Data excerpts:
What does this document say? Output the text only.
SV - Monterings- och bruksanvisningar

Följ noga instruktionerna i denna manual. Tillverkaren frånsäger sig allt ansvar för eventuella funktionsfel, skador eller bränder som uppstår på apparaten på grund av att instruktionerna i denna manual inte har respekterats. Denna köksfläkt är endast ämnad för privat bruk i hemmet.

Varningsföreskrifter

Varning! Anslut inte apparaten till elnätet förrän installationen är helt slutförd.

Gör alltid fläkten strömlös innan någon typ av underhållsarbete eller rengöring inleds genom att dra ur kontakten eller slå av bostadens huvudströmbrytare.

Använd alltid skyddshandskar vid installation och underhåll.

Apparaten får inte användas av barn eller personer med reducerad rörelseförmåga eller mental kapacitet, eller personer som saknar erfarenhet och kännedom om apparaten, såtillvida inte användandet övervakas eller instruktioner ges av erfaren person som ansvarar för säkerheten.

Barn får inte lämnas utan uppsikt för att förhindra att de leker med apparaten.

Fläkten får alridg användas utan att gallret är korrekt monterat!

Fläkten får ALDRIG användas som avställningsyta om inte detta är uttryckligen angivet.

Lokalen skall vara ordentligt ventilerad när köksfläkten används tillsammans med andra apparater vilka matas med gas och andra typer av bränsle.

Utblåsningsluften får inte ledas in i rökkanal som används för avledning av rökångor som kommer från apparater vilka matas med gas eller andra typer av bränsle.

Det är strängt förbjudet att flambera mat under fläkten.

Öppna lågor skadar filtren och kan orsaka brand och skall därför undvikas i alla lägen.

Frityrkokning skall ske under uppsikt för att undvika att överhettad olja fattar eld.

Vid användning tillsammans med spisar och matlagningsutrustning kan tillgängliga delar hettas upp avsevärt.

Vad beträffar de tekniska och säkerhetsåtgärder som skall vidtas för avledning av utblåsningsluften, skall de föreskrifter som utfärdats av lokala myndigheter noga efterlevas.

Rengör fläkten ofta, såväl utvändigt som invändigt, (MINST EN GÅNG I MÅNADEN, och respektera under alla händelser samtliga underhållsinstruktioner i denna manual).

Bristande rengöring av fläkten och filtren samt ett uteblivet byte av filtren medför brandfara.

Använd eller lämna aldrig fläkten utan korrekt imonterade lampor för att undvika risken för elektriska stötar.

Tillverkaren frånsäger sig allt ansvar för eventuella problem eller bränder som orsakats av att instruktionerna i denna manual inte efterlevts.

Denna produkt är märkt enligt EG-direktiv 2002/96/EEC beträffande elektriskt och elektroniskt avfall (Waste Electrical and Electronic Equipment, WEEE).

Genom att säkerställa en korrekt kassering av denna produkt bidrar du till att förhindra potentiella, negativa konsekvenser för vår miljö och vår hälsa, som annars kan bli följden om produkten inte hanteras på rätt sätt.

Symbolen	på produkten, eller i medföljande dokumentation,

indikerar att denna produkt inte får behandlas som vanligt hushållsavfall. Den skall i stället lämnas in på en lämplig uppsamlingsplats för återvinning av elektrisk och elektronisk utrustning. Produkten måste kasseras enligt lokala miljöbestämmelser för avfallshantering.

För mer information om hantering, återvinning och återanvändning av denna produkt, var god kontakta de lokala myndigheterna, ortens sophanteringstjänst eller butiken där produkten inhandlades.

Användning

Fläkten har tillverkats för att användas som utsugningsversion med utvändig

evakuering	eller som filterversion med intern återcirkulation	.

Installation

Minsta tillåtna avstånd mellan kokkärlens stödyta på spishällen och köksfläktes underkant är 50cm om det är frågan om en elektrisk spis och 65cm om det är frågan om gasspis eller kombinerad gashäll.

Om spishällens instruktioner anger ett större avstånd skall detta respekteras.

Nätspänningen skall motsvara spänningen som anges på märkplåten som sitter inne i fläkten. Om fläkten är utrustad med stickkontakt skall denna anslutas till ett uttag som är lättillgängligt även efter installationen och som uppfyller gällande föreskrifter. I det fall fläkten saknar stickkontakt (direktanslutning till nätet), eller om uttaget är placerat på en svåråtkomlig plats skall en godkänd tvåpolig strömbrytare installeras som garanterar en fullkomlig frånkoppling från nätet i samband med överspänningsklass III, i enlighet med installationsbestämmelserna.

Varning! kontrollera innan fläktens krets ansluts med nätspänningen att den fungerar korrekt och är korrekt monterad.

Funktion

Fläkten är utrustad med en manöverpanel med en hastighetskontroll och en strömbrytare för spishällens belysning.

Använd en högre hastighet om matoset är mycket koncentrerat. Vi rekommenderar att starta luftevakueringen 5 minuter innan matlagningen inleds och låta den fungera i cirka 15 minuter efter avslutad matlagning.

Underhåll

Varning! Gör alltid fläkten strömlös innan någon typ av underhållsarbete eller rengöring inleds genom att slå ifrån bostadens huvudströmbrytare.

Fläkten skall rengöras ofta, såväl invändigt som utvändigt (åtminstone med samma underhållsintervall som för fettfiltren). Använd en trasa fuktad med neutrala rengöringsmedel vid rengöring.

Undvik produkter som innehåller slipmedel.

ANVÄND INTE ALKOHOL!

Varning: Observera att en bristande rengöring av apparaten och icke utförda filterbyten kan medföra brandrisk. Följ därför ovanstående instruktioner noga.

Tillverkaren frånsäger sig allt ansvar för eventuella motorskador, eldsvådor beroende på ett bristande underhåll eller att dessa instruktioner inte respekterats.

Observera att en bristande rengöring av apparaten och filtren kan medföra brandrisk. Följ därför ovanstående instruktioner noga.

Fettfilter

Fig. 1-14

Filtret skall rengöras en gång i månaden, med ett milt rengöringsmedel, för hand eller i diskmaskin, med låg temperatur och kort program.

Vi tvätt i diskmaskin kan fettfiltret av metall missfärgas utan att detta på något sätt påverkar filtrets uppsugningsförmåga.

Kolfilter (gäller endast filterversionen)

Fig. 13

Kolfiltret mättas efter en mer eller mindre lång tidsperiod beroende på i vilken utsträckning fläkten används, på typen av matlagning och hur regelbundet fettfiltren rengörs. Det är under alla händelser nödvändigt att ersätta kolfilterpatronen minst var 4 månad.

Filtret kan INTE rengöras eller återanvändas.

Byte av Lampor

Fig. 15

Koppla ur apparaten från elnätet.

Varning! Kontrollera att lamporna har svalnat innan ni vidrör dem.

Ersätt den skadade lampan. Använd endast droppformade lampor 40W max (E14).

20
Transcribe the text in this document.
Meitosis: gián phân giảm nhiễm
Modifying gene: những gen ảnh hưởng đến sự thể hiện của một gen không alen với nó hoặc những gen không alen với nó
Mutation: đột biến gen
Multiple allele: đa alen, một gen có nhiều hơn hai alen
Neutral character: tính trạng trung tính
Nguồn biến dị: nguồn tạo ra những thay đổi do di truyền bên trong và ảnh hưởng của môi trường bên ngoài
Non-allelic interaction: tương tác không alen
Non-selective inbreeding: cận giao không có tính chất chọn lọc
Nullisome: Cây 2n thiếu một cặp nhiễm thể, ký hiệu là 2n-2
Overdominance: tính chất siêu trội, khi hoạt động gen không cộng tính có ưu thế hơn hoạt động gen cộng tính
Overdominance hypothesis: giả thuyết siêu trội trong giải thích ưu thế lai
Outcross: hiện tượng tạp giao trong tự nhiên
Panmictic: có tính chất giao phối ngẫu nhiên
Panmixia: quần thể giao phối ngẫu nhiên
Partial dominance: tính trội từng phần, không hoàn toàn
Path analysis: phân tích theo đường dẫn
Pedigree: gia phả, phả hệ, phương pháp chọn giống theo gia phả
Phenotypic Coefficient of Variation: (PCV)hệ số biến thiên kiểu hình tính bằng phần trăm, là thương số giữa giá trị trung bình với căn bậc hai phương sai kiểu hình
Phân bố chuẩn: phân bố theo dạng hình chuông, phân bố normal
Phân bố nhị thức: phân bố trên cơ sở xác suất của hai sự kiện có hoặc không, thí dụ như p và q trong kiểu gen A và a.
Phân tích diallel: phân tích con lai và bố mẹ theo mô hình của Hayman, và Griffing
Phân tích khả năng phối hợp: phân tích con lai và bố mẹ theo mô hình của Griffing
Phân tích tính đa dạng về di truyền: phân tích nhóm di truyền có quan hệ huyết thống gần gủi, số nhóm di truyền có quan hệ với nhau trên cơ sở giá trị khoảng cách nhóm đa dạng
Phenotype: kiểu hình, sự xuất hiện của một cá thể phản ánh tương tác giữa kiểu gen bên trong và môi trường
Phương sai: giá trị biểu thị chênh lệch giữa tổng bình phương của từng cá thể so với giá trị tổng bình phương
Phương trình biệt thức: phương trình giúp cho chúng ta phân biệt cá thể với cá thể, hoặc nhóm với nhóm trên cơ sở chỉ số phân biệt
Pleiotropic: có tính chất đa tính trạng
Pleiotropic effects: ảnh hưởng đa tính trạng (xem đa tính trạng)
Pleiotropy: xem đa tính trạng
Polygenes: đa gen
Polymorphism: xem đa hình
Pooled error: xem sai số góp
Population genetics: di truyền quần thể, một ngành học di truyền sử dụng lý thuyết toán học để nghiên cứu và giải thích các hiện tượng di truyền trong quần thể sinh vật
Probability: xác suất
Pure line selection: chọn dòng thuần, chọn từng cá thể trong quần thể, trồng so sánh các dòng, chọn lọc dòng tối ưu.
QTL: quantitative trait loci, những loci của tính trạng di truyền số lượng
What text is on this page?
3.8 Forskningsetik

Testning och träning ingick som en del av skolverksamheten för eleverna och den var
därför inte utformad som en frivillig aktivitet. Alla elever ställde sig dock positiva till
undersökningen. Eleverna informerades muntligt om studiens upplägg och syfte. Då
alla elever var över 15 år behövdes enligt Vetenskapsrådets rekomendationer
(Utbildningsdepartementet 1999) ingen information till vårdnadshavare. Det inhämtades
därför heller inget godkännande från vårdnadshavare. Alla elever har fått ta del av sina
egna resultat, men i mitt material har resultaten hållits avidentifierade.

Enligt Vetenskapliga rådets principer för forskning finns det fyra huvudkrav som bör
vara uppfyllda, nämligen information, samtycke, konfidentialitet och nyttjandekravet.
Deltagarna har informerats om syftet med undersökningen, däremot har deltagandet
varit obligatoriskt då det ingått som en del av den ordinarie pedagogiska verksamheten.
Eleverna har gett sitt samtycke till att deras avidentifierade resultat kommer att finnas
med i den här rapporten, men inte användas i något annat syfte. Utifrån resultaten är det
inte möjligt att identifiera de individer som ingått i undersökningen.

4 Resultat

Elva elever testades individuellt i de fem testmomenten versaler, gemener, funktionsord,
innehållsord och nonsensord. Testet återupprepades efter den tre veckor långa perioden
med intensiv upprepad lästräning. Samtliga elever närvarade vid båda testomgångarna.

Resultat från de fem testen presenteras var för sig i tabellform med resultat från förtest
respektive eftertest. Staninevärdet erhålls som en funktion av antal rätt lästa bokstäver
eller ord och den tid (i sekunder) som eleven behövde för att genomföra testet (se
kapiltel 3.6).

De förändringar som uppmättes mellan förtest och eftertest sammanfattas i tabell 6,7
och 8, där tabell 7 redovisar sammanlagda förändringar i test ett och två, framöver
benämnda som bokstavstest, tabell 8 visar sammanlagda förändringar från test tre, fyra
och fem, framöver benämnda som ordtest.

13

- _THE TASK_
Count every line in the data that contains the word "såväl", then give that count and nothing else.

- _TASK SOLUTION_
2